- _Short task_: Restate the whole listing exactly.

- _The records_:
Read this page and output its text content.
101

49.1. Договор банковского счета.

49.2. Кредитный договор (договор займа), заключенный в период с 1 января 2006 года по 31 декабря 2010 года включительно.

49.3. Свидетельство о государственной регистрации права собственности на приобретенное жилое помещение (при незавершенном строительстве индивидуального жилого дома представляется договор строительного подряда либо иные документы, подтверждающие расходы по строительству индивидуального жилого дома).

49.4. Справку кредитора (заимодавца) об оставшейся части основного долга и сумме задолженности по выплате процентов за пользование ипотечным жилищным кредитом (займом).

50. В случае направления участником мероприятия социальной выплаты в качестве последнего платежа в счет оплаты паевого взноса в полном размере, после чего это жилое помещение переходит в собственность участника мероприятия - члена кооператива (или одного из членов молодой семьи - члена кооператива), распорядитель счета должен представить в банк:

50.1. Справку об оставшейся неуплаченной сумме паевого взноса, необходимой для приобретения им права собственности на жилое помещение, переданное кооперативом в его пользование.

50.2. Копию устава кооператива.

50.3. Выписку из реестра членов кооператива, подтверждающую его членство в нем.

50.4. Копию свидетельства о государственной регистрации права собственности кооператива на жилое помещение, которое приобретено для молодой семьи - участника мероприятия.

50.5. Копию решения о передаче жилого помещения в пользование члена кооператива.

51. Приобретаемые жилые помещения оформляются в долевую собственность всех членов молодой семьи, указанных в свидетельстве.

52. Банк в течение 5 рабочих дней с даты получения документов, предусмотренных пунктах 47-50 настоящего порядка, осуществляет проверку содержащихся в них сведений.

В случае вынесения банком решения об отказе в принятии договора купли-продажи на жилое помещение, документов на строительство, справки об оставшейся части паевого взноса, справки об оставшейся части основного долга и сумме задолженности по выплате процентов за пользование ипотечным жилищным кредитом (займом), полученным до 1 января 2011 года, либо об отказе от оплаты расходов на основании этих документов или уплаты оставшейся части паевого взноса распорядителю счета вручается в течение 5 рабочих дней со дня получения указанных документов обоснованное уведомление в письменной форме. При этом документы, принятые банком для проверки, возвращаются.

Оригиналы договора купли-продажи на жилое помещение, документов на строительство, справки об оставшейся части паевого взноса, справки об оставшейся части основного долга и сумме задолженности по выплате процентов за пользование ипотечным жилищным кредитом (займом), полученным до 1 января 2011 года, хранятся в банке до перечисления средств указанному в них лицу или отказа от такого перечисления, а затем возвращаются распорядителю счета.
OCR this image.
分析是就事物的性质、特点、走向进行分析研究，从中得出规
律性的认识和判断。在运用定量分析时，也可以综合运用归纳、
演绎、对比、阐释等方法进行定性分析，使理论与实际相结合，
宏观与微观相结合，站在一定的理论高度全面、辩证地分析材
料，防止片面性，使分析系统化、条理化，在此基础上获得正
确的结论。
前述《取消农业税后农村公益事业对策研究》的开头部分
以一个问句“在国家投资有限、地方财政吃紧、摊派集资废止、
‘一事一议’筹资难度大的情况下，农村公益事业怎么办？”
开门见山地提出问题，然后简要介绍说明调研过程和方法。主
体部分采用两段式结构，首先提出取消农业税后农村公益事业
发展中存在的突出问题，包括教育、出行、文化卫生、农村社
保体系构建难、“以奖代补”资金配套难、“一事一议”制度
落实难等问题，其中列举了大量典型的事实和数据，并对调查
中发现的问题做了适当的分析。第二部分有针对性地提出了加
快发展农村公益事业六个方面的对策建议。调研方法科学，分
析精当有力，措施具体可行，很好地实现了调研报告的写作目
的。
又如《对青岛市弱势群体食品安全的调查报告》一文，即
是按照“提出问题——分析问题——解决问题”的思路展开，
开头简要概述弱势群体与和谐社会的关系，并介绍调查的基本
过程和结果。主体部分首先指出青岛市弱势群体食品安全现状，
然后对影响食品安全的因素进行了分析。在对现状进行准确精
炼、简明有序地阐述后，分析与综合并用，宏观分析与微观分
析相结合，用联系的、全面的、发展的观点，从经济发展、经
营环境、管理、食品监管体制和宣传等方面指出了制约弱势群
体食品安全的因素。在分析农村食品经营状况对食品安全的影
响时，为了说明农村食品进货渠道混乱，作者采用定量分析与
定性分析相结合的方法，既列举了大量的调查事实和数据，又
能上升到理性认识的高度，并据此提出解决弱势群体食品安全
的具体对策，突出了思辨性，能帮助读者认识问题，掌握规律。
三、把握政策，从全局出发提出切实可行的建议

- _Exercise answer_:
Read this page and output its text content.
101

49.1. Договор банковского счета.

49.2. Кредитный договор (договор займа), заключенный в период с 1 января 2006 года по 31 декабря 2010 года включительно.

49.3. Свидетельство о государственной регистрации права собственности на приобретенное жилое помещение (при незавершенном строительстве индивидуального жилого дома представляется договор строительного подряда либо иные документы, подтверждающие расходы по строительству индивидуального жилого дома).

49.4. Справку кредитора (заимодавца) об оставшейся части основного долга и сумме задолженности по выплате процентов за пользование ипотечным жилищным кредитом (займом).

50. В случае направления участником мероприятия социальной выплаты в качестве последнего платежа в счет оплаты паевого взноса в полном размере, после чего это жилое помещение переходит в собственность участника мероприятия - члена кооператива (или одного из членов молодой семьи - члена кооператива), распорядитель счета должен представить в банк:

50.1. Справку об оставшейся неуплаченной сумме паевого взноса, необходимой для приобретения им права собственности на жилое помещение, переданное кооперативом в его пользование.

50.2. Копию устава кооператива.

50.3. Выписку из реестра членов кооператива, подтверждающую его членство в нем.

50.4. Копию свидетельства о государственной регистрации права собственности кооператива на жилое помещение, которое приобретено для молодой семьи - участника мероприятия.

50.5. Копию решения о передаче жилого помещения в пользование члена кооператива.

51. Приобретаемые жилые помещения оформляются в долевую собственность всех членов молодой семьи, указанных в свидетельстве.

52. Банк в течение 5 рабочих дней с даты получения документов, предусмотренных пунктах 47-50 настоящего порядка, осуществляет проверку содержащихся в них сведений.

В случае вынесения банком решения об отказе в принятии договора купли-продажи на жилое помещение, документов на строительство, справки об оставшейся части паевого взноса, справки об оставшейся части основного долга и сумме задолженности по выплате процентов за пользование ипотечным жилищным кредитом (займом), полученным до 1 января 2011 года, либо об отказе от оплаты расходов на основании этих документов или уплаты оставшейся части паевого взноса распорядителю счета вручается в течение 5 рабочих дней со дня получения указанных документов обоснованное уведомление в письменной форме. При этом документы, принятые банком для проверки, возвращаются.

Оригиналы договора купли-продажи на жилое помещение, документов на строительство, справки об оставшейся части паевого взноса, справки об оставшейся части основного долга и сумме задолженности по выплате процентов за пользование ипотечным жилищным кредитом (займом), полученным до 1 января 2011 года, хранятся в банке до перечисления средств указанному в них лицу или отказа от такого перечисления, а затем возвращаются распорядителю счета.
OCR this image.
分析是就事物的性质、特点、走向进行分析研究，从中得出规
律性的认识和判断。在运用定量分析时，也可以综合运用归纳、
演绎、对比、阐释等方法进行定性分析，使理论与实际相结合，
宏观与微观相结合，站在一定的理论高度全面、辩证地分析材
料，防止片面性，使分析系统化、条理化，在此基础上获得正
确的结论。
前述《取消农业税后农村公益事业对策研究》的开头部分
以一个问句“在国家投资有限、地方财政吃紧、摊派集资废止、
‘一事一议’筹资难度大的情况下，农村公益事业怎么办？”
开门见山地提出问题，然后简要介绍说明调研过程和方法。主
体部分采用两段式结构，首先提出取消农业税后农村公益事业
发展中存在的突出问题，包括教育、出行、文化卫生、农村社
保体系构建难、“以奖代补”资金配套难、“一事一议”制度
落实难等问题，其中列举了大量典型的事实和数据，并对调查
中发现的问题做了适当的分析。第二部分有针对性地提出了加
快发展农村公益事业六个方面的对策建议。调研方法科学，分
析精当有力，措施具体可行，很好地实现了调研报告的写作目
的。
又如《对青岛市弱势群体食品安全的调查报告》一文，即
是按照“提出问题——分析问题——解决问题”的思路展开，
开头简要概述弱势群体与和谐社会的关系，并介绍调查的基本
过程和结果。主体部分首先指出青岛市弱势群体食品安全现状，
然后对影响食品安全的因素进行了分析。在对现状进行准确精
炼、简明有序地阐述后，分析与综合并用，宏观分析与微观分
析相结合，用联系的、全面的、发展的观点，从经济发展、经
营环境、管理、食品监管体制和宣传等方面指出了制约弱势群
体食品安全的因素。在分析农村食品经营状况对食品安全的影
响时，为了说明农村食品进货渠道混乱，作者采用定量分析与
定性分析相结合的方法，既列举了大量的调查事实和数据，又
能上升到理性认识的高度，并据此提出解决弱势群体食品安全
的具体对策，突出了思辨性，能帮助读者认识问题，掌握规律。
三、把握政策，从全局出发提出切实可行的建议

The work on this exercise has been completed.